• [Written instruction]
In the data below, copy out the lines starting at the one that contains "ko-mean-trace <box>138 1483 937 1596</box>" and ending at the one that contains "amplitude-y-axis-label: Amplitude (A.U)", both included. Reproduce each line character for character and leave out all other lines.
-- START Items --
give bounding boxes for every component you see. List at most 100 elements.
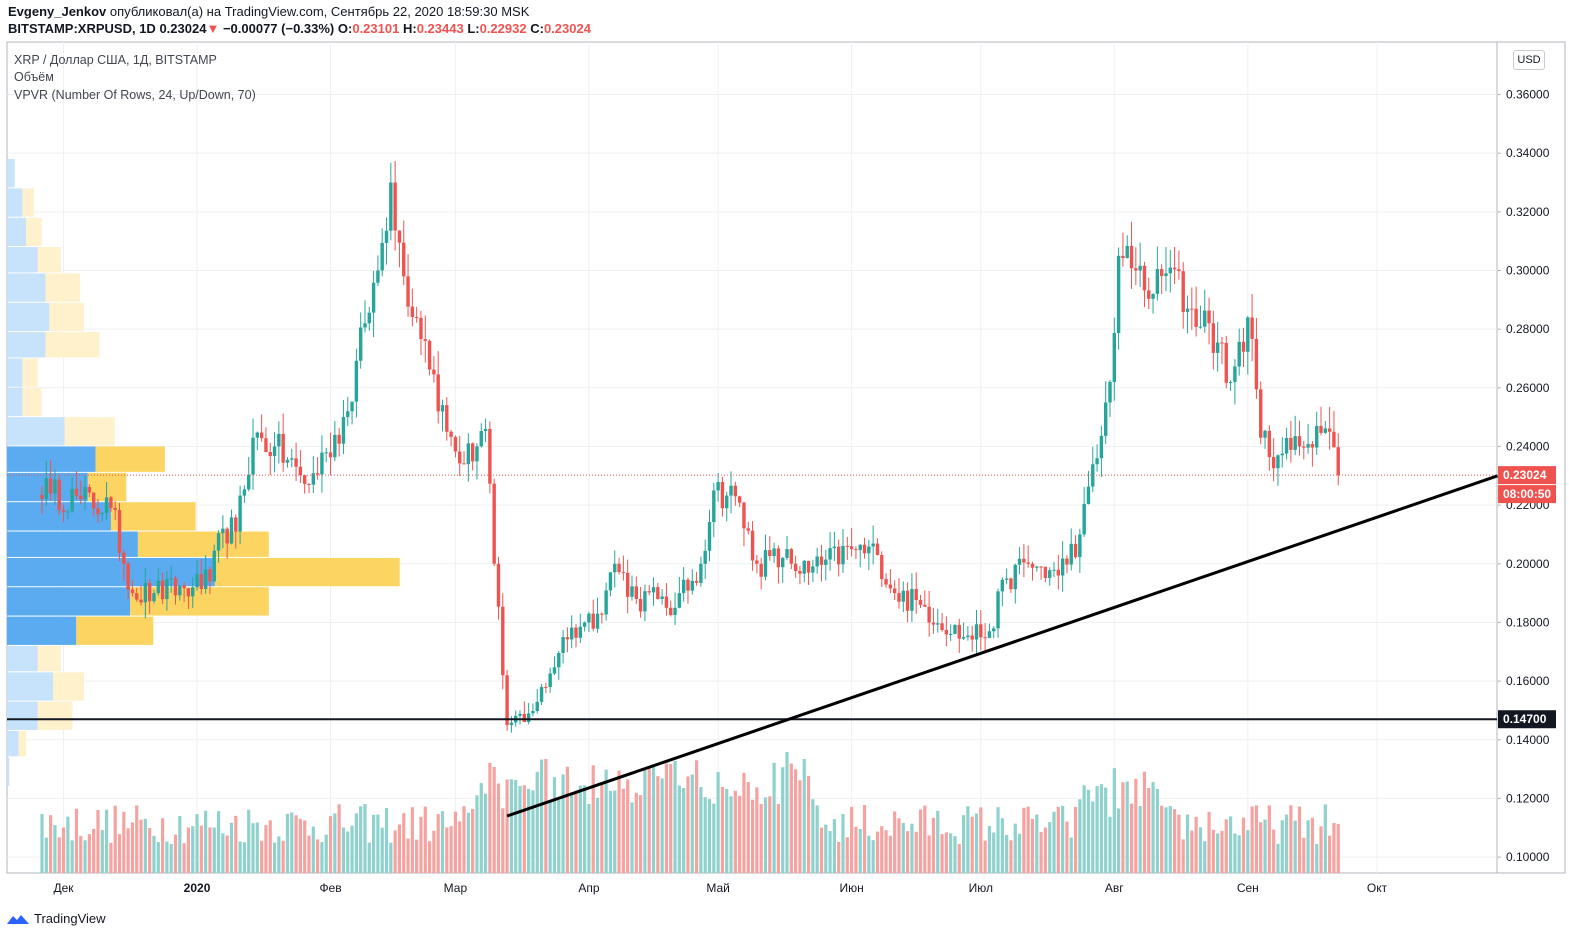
candle <box>358 312 363 369</box>
volume-bar <box>410 807 414 873</box>
candle <box>1259 381 1263 445</box>
candle <box>1207 297 1211 345</box>
candle <box>397 230 402 268</box>
candle <box>100 512 104 522</box>
candle-body <box>643 591 647 612</box>
volume-bar <box>992 832 996 873</box>
candle <box>1276 454 1280 486</box>
volume-bar <box>905 831 910 873</box>
vpvr-up-bar <box>7 247 38 273</box>
candle <box>475 443 479 480</box>
candle <box>285 457 290 468</box>
candle <box>191 577 195 608</box>
vpvr-down-bar <box>137 531 269 557</box>
volume-bar <box>1091 801 1095 873</box>
candle <box>216 530 221 563</box>
candle <box>1091 446 1095 493</box>
candle-body <box>1220 342 1224 344</box>
volume-bar <box>496 783 501 873</box>
candle-body <box>1138 265 1142 271</box>
candle <box>1302 440 1306 460</box>
volume-bar <box>595 797 600 873</box>
candle-body <box>247 474 251 490</box>
candle <box>677 576 682 609</box>
candle <box>83 475 87 510</box>
candle-body <box>1039 566 1043 568</box>
volume-bar <box>927 835 931 873</box>
legend-volume[interactable]: Объём <box>14 70 54 84</box>
candle <box>143 568 148 619</box>
volume-bar <box>471 808 475 873</box>
candle <box>1233 359 1237 405</box>
candle <box>768 536 772 561</box>
candle-body <box>845 545 850 547</box>
vpvr-down-bar <box>18 730 27 757</box>
volume-bar <box>1259 822 1263 873</box>
publish-info: Evgeny_Jenkov опубликовал(а) на TradingV… <box>8 4 529 19</box>
volume-bar <box>117 834 122 873</box>
price-change: −0.00077 (−0.33%) <box>222 21 335 36</box>
volume-bar <box>1061 805 1065 873</box>
volume-bar <box>776 804 781 873</box>
low-value: 0.22932 <box>479 21 527 36</box>
candle <box>690 569 694 595</box>
legend-title[interactable]: XRP / Доллар США, 1Д, BITSTAMP <box>14 53 217 67</box>
candle-body <box>621 572 626 574</box>
volume-bar <box>264 825 268 873</box>
candle <box>1323 421 1328 435</box>
volume-bar <box>806 775 811 873</box>
candle <box>1194 286 1198 337</box>
candle <box>1185 295 1190 334</box>
candle <box>505 670 509 731</box>
candle <box>681 566 686 602</box>
candle <box>781 557 785 583</box>
candle <box>1228 380 1233 391</box>
volume-bar <box>255 822 259 873</box>
candle-body <box>346 411 350 418</box>
candle-body <box>1280 453 1284 456</box>
candle <box>1000 577 1005 607</box>
legend-vpvr[interactable]: VPVR (Number Of Rows, 24, Up/Down, 70) <box>14 88 256 102</box>
volume-bar <box>828 831 832 873</box>
candle <box>173 575 178 605</box>
candle <box>634 576 638 605</box>
volume-bar <box>884 830 888 873</box>
candle-body <box>651 587 656 593</box>
footer-brand[interactable]: TradingView <box>6 911 106 926</box>
volume-bar <box>798 780 802 873</box>
candle <box>1103 381 1108 445</box>
candle <box>647 584 651 596</box>
vpvr-down-bar <box>49 302 84 332</box>
volume-bar <box>1323 804 1327 873</box>
currency-button[interactable]: USD <box>1513 50 1545 70</box>
candle-body <box>341 417 346 444</box>
candle-body <box>690 580 694 591</box>
volume-bar <box>1095 786 1099 873</box>
volume-bar <box>165 841 169 873</box>
candle-body <box>272 446 277 457</box>
candle <box>737 495 742 508</box>
brand-name: TradingView <box>34 911 106 926</box>
candle <box>789 547 794 570</box>
vpvr-up-bar <box>7 159 15 188</box>
candle-body <box>492 483 496 564</box>
vpvr-down-bar <box>37 701 73 730</box>
candle <box>255 431 260 451</box>
volume-bar <box>1190 830 1194 873</box>
volume-bar <box>1172 809 1177 873</box>
candle <box>1280 436 1284 468</box>
candle-body <box>505 675 509 726</box>
candle <box>802 559 806 583</box>
candle-body <box>1172 267 1177 270</box>
volume-bar <box>682 788 686 873</box>
volume-bar <box>789 763 793 873</box>
vpvr-down-bar <box>22 387 42 417</box>
volume-bar <box>1052 811 1056 873</box>
candle-body <box>1048 570 1052 578</box>
volume-bar <box>647 766 651 873</box>
y-tick-label: 0.18000 <box>1506 615 1550 629</box>
candle <box>242 485 247 503</box>
volume-bar <box>1319 826 1323 873</box>
candle <box>1134 247 1138 286</box>
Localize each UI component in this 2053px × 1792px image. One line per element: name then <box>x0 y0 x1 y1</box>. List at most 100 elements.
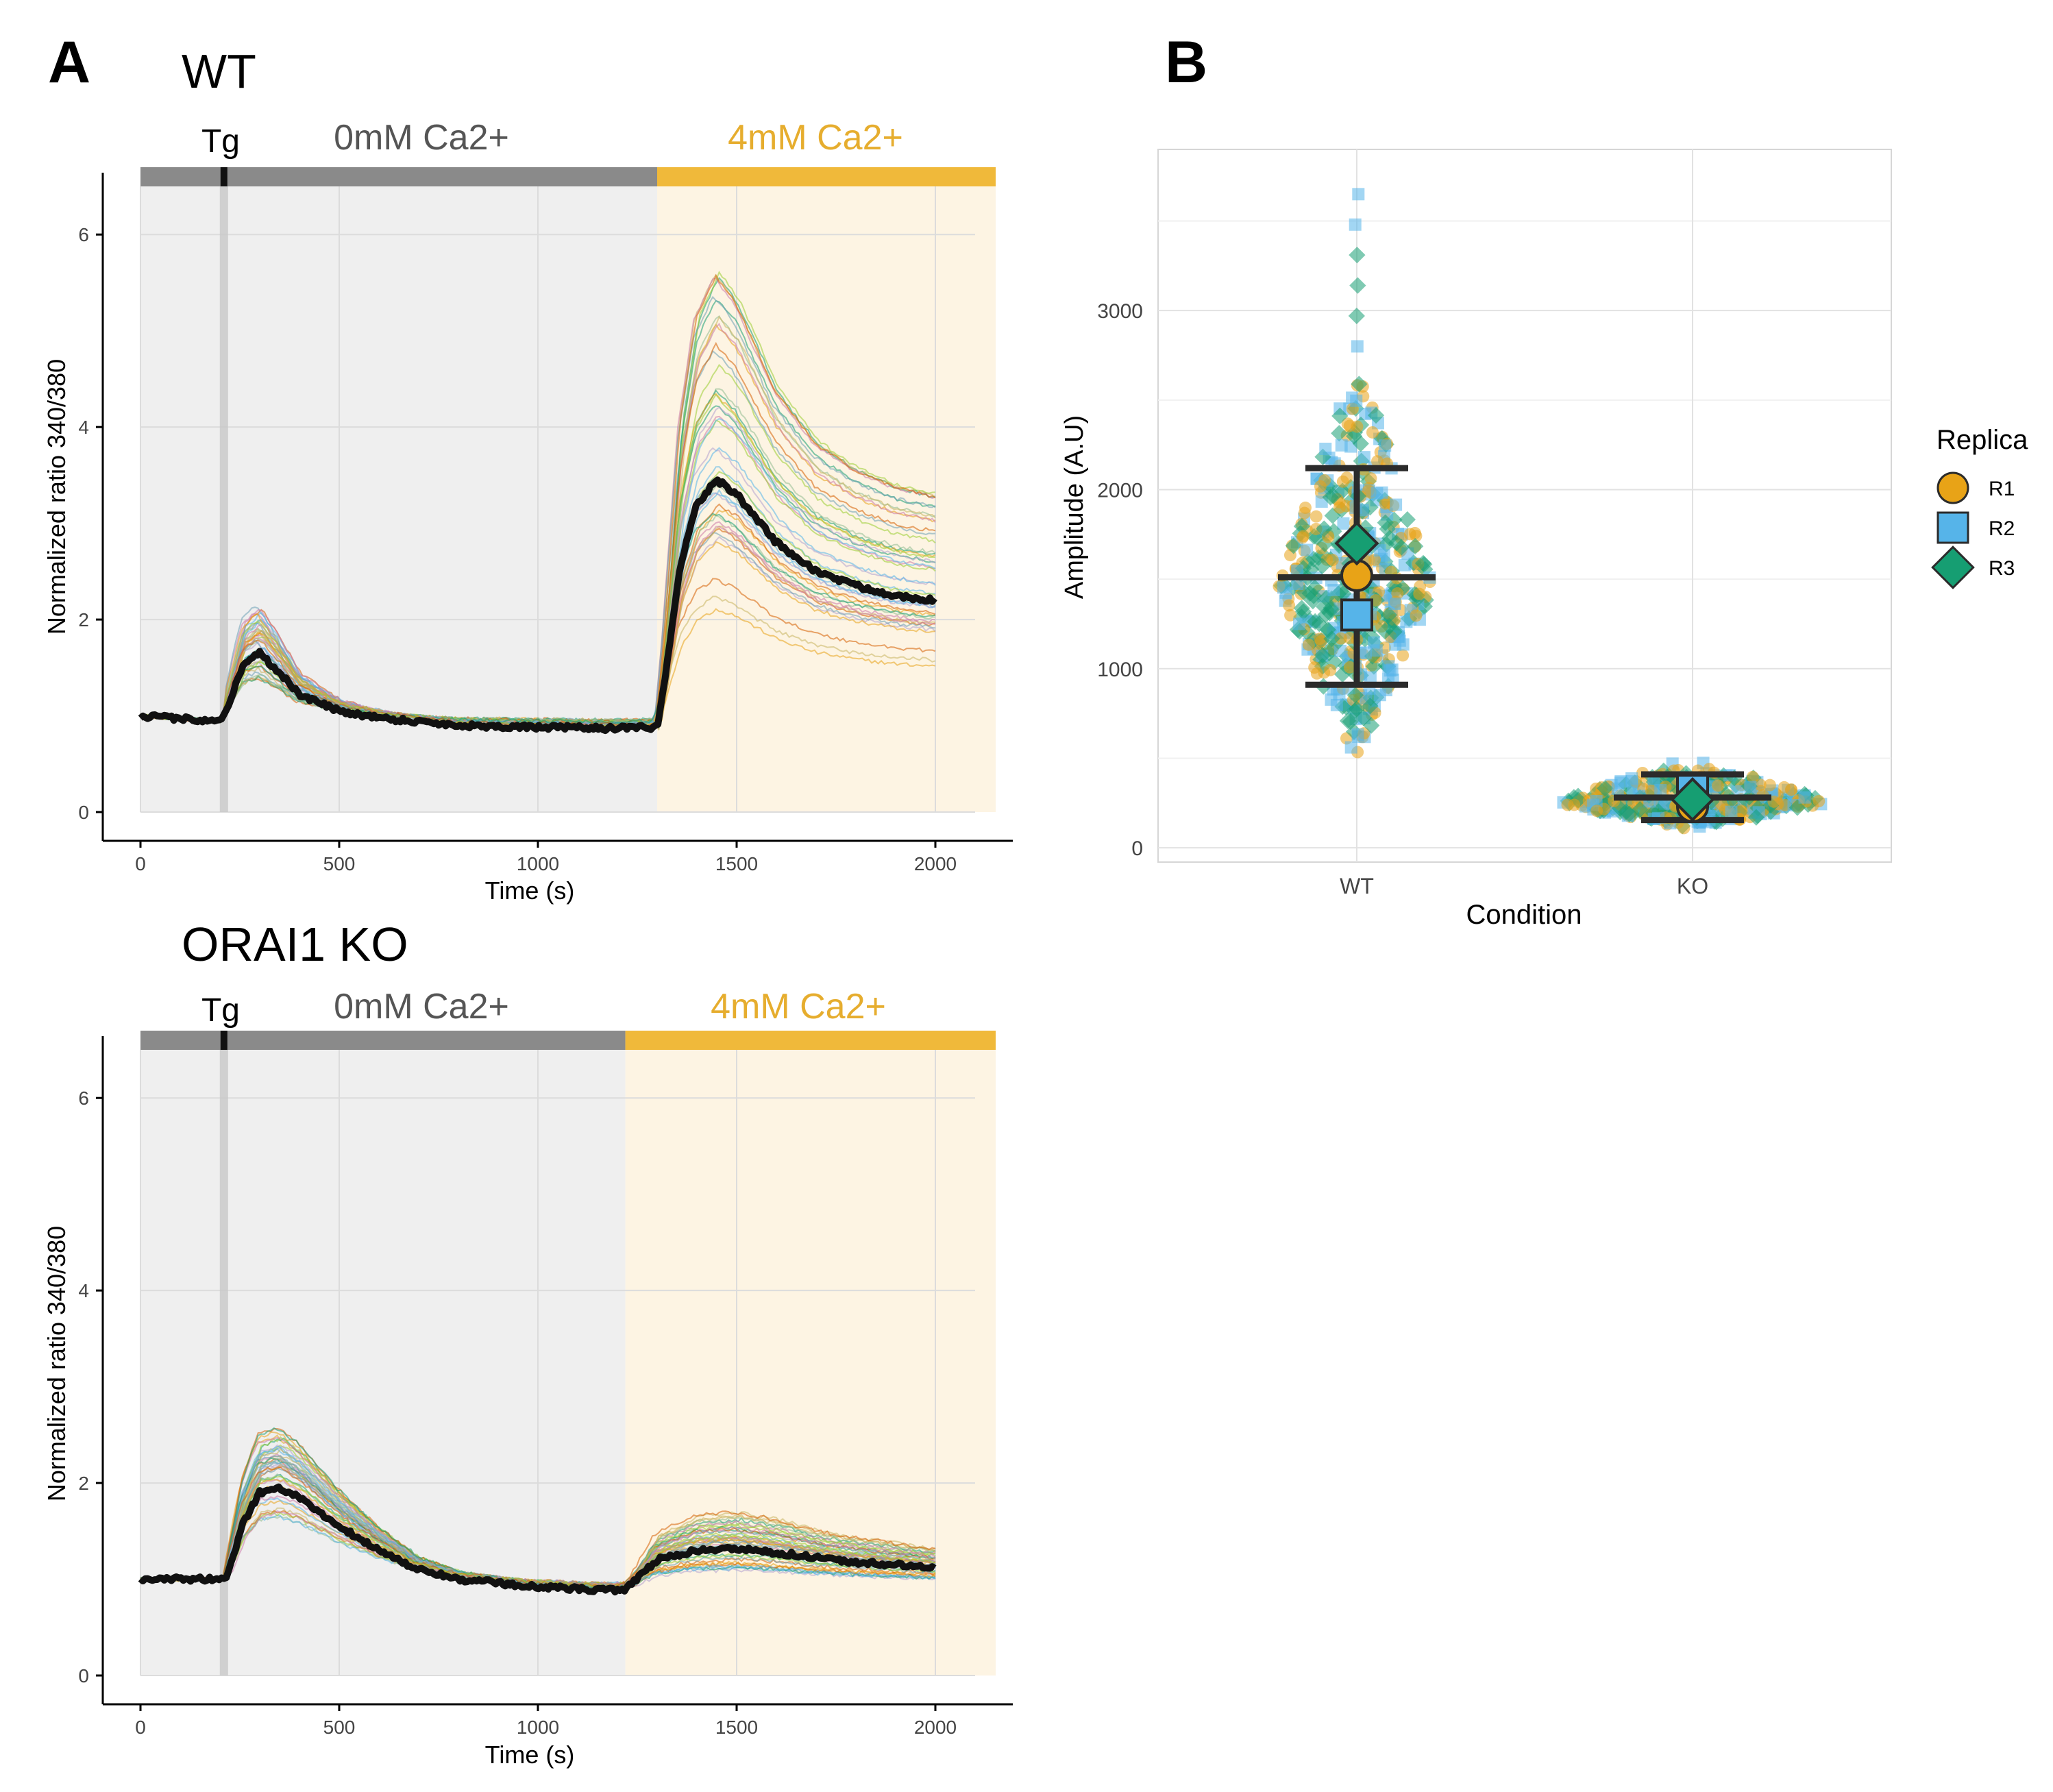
ko-mean-trace <box>138 1483 937 1596</box>
amplitude-point-r3 <box>1319 621 1336 639</box>
amplitude-point-r3 <box>1294 603 1312 620</box>
amplitude-point-r3 <box>1597 792 1614 810</box>
ko-zero-ca-bar <box>140 1031 626 1050</box>
wt-four-ca-background <box>657 186 996 812</box>
amplitude-point-r2 <box>1798 791 1811 804</box>
amplitude-point-r3 <box>1407 538 1424 555</box>
amplitude-replica-mean-r3 <box>1670 777 1715 822</box>
amplitude-y-axis-label: Amplitude (A.U) <box>1060 415 1089 599</box>
amplitude-point-r2 <box>1301 543 1314 556</box>
amplitude-point-r3 <box>1380 606 1397 624</box>
amplitude-point-r2 <box>1350 394 1363 407</box>
amplitude-point-r2 <box>1379 439 1392 452</box>
amplitude-point-r3 <box>1362 698 1379 715</box>
amplitude-point-r3 <box>1325 523 1342 540</box>
amplitude-y-tick-label: 2000 <box>1097 479 1143 502</box>
amplitude-y-tick-label: 3000 <box>1097 300 1143 323</box>
amplitude-point-r2 <box>1375 486 1388 499</box>
ko-title: ORAI1 KO <box>182 918 408 971</box>
amplitude-point-r1 <box>1366 426 1379 439</box>
amplitude-point-r1 <box>1763 778 1776 791</box>
amplitude-point-r3 <box>1632 800 1649 818</box>
wt-cell-trace <box>140 513 936 724</box>
amplitude-point-r2 <box>1390 498 1403 511</box>
amplitude-point-r3 <box>1314 647 1331 664</box>
amplitude-point-r1 <box>1735 805 1748 818</box>
amplitude-point-r3 <box>1314 558 1331 575</box>
amplitude-point-r3 <box>1362 499 1379 516</box>
amplitude-point-r1 <box>1324 663 1337 676</box>
wt-x-tick-label: 2000 <box>914 853 957 874</box>
amplitude-point-r3 <box>1363 717 1380 734</box>
amplitude-x-axis-label: Condition <box>1466 900 1582 930</box>
amplitude-point-r3 <box>1747 809 1765 826</box>
amplitude-point-r1 <box>1308 661 1321 674</box>
amplitude-point-r2 <box>1364 671 1377 684</box>
amplitude-point-r2 <box>1373 544 1386 557</box>
amplitude-point-r2 <box>1327 584 1340 597</box>
legend-title: Replica <box>1937 425 2028 455</box>
amplitude-point-r1 <box>1341 417 1354 430</box>
wt-four-ca-bar <box>657 167 996 186</box>
amplitude-point-r3 <box>1399 511 1416 528</box>
amplitude-point-r2 <box>1325 693 1338 706</box>
amplitude-point-r3 <box>1348 307 1365 325</box>
wt-mean-trace <box>138 476 937 735</box>
wt-y-tick-label: 4 <box>78 417 89 438</box>
amplitude-point-r1 <box>1590 805 1603 818</box>
ko-cell-trace <box>140 1475 936 1589</box>
amplitude-point-r1 <box>1296 531 1309 544</box>
amplitude-point-r2 <box>1611 782 1624 795</box>
amplitude-point-r1 <box>1310 510 1323 523</box>
amplitude-point-r3 <box>1322 641 1339 658</box>
ko-four-ca-bar <box>625 1031 996 1050</box>
wt-tg-line <box>219 186 228 812</box>
amplitude-point-r3 <box>1324 507 1341 524</box>
ko-x-tick-label: 1500 <box>715 1717 758 1738</box>
amplitude-point-r3 <box>1346 424 1364 441</box>
amplitude-point-r2 <box>1654 784 1667 797</box>
amplitude-point-r1 <box>1326 554 1339 567</box>
amplitude-point-r2 <box>1400 615 1413 628</box>
amplitude-point-r3 <box>1305 587 1323 604</box>
amplitude-point-r2 <box>1337 517 1350 530</box>
amplitude-point-r3 <box>1349 247 1366 264</box>
amplitude-point-r1 <box>1784 783 1797 796</box>
wt-cell-trace <box>140 417 936 729</box>
wt-zero-ca-bar <box>140 167 657 186</box>
amplitude-point-r2 <box>1292 617 1305 630</box>
wt-x-tick-label: 500 <box>323 853 356 874</box>
amplitude-point-r2 <box>1370 644 1383 657</box>
amplitude-point-r2 <box>1351 728 1364 741</box>
ko-trace-panel: ORAI1 KO Tg 0mM Ca2+ 4mM Ca2+ 0 2 4 6 0 500 10… <box>42 918 1013 1769</box>
amplitude-point-r1 <box>1336 475 1349 488</box>
ko-four-ca-background <box>625 1050 996 1676</box>
ko-y-tick-label: 2 <box>78 1473 89 1494</box>
ko-y-tick-label: 6 <box>78 1088 89 1109</box>
amplitude-point-r1 <box>1812 795 1825 808</box>
amplitude-point-r1 <box>1299 501 1312 514</box>
amplitude-point-r3 <box>1302 561 1320 578</box>
wt-y-axis-label: Normalized ratio 340/380 <box>42 359 71 635</box>
amplitude-point-r1 <box>1413 587 1426 600</box>
amplitude-point-r2 <box>1351 340 1364 353</box>
amplitude-point-r3 <box>1569 791 1587 809</box>
ko-y-tick-label: 4 <box>78 1280 89 1301</box>
amplitude-point-r2 <box>1352 188 1365 201</box>
amplitude-point-r1 <box>1351 420 1364 433</box>
amplitude-point-r1 <box>1568 798 1581 811</box>
legend-key-r3 <box>1931 545 1975 589</box>
wt-x-tick-label: 0 <box>135 853 146 874</box>
amplitude-replica-mean-r3 <box>1334 521 1379 566</box>
wt-x-axis-label: Time (s) <box>485 876 575 905</box>
amplitude-point-r2 <box>1319 442 1332 455</box>
amplitude-point-r3 <box>1788 799 1806 816</box>
ko-tg-marker <box>220 1031 228 1050</box>
legend-label-r3: R3 <box>1989 557 2015 580</box>
amplitude-point-r2 <box>1335 439 1348 452</box>
amplitude-point-r1 <box>1746 770 1759 783</box>
wt-tg-marker <box>220 167 228 186</box>
amplitude-point-r3 <box>1318 589 1335 607</box>
amplitude-point-r1 <box>1410 609 1423 622</box>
-- END Items --
• [Task output]
ko-mean-trace <box>138 1483 937 1596</box>
amplitude-point-r3 <box>1319 621 1336 639</box>
amplitude-point-r3 <box>1294 603 1312 620</box>
amplitude-point-r3 <box>1597 792 1614 810</box>
ko-zero-ca-bar <box>140 1031 626 1050</box>
wt-four-ca-background <box>657 186 996 812</box>
amplitude-point-r2 <box>1798 791 1811 804</box>
amplitude-point-r3 <box>1407 538 1424 555</box>
amplitude-replica-mean-r3 <box>1670 777 1715 822</box>
amplitude-y-axis-label: Amplitude (A.U) <box>1060 415 1089 599</box>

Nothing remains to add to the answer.